What is asked
Exactly as given, repeat all of the entries.

Available records
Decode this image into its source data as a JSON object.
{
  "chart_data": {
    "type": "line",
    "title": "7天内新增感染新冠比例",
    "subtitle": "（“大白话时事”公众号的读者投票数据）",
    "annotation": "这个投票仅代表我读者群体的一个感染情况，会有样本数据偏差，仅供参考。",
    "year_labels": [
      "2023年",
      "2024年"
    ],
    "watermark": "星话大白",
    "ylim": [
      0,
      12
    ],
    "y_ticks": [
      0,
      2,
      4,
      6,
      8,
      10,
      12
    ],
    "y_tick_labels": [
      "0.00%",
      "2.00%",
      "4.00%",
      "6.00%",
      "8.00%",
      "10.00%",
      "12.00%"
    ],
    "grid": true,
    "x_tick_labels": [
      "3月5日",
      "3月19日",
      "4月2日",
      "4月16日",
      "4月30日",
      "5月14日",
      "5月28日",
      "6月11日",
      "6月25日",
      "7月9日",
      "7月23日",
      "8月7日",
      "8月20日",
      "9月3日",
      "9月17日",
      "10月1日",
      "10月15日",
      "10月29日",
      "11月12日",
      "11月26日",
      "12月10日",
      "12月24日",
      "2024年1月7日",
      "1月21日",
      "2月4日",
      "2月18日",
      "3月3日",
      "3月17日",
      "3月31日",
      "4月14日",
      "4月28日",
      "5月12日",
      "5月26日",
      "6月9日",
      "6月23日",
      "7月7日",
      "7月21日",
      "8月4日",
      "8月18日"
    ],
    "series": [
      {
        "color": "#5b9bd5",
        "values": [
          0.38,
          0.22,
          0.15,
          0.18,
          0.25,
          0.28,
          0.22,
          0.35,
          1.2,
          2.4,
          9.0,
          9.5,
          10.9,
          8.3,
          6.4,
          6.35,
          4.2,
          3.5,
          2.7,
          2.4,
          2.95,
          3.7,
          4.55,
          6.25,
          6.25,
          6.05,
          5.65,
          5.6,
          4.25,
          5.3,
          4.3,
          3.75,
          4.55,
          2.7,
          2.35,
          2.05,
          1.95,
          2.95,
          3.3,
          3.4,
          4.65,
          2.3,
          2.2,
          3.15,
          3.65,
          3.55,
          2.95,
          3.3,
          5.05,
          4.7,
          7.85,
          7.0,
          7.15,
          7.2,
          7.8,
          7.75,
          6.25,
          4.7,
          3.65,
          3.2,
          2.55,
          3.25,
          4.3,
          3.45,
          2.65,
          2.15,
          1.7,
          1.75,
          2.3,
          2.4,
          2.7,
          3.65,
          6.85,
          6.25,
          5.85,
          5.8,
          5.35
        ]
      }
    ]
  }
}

Solution to this problem
Decode this image into its source data as a JSON object.
{
  "chart_data": {
    "type": "line",
    "title": "7天内新增感染新冠比例",
    "subtitle": "（“大白话时事”公众号的读者投票数据）",
    "annotation": "这个投票仅代表我读者群体的一个感染情况，会有样本数据偏差，仅供参考。",
    "year_labels": [
      "2023年",
      "2024年"
    ],
    "watermark": "星话大白",
    "ylim": [
      0,
      12
    ],
    "y_ticks": [
      0,
      2,
      4,
      6,
      8,
      10,
      12
    ],
    "y_tick_labels": [
      "0.00%",
      "2.00%",
      "4.00%",
      "6.00%",
      "8.00%",
      "10.00%",
      "12.00%"
    ],
    "grid": true,
    "x_tick_labels": [
      "3月5日",
      "3月19日",
      "4月2日",
      "4月16日",
      "4月30日",
      "5月14日",
      "5月28日",
      "6月11日",
      "6月25日",
      "7月9日",
      "7月23日",
      "8月7日",
      "8月20日",
      "9月3日",
      "9月17日",
      "10月1日",
      "10月15日",
      "10月29日",
      "11月12日",
      "11月26日",
      "12月10日",
      "12月24日",
      "2024年1月7日",
      "1月21日",
      "2月4日",
      "2月18日",
      "3月3日",
      "3月17日",
      "3月31日",
      "4月14日",
      "4月28日",
      "5月12日",
      "5月26日",
      "6月9日",
      "6月23日",
      "7月7日",
      "7月21日",
      "8月4日",
      "8月18日"
    ],
    "series": [
      {
        "color": "#5b9bd5",
        "values": [
          0.38,
          0.22,
          0.15,
          0.18,
          0.25,
          0.28,
          0.22,
          0.35,
          1.2,
          2.4,
          9.0,
          9.5,
          10.9,
          8.3,
          6.4,
          6.35,
          4.2,
          3.5,
          2.7,
          2.4,
          2.95,
          3.7,
          4.55,
          6.25,
          6.25,
          6.05,
          5.65,
          5.6,
          4.25,
          5.3,
          4.3,
          3.75,
          4.55,
          2.7,
          2.35,
          2.05,
          1.95,
          2.95,
          3.3,
          3.4,
          4.65,
          2.3,
          2.2,
          3.15,
          3.65,
          3.55,
          2.95,
          3.3,
          5.05,
          4.7,
          7.85,
          7.0,
          7.15,
          7.2,
          7.8,
          7.75,
          6.25,
          4.7,
          3.65,
          3.2,
          2.55,
          3.25,
          4.3,
          3.45,
          2.65,
          2.15,
          1.7,
          1.75,
          2.3,
          2.4,
          2.7,
          3.65,
          6.85,
          6.25,
          5.85,
          5.8,
          5.35
        ]
      }
    ]
  }
}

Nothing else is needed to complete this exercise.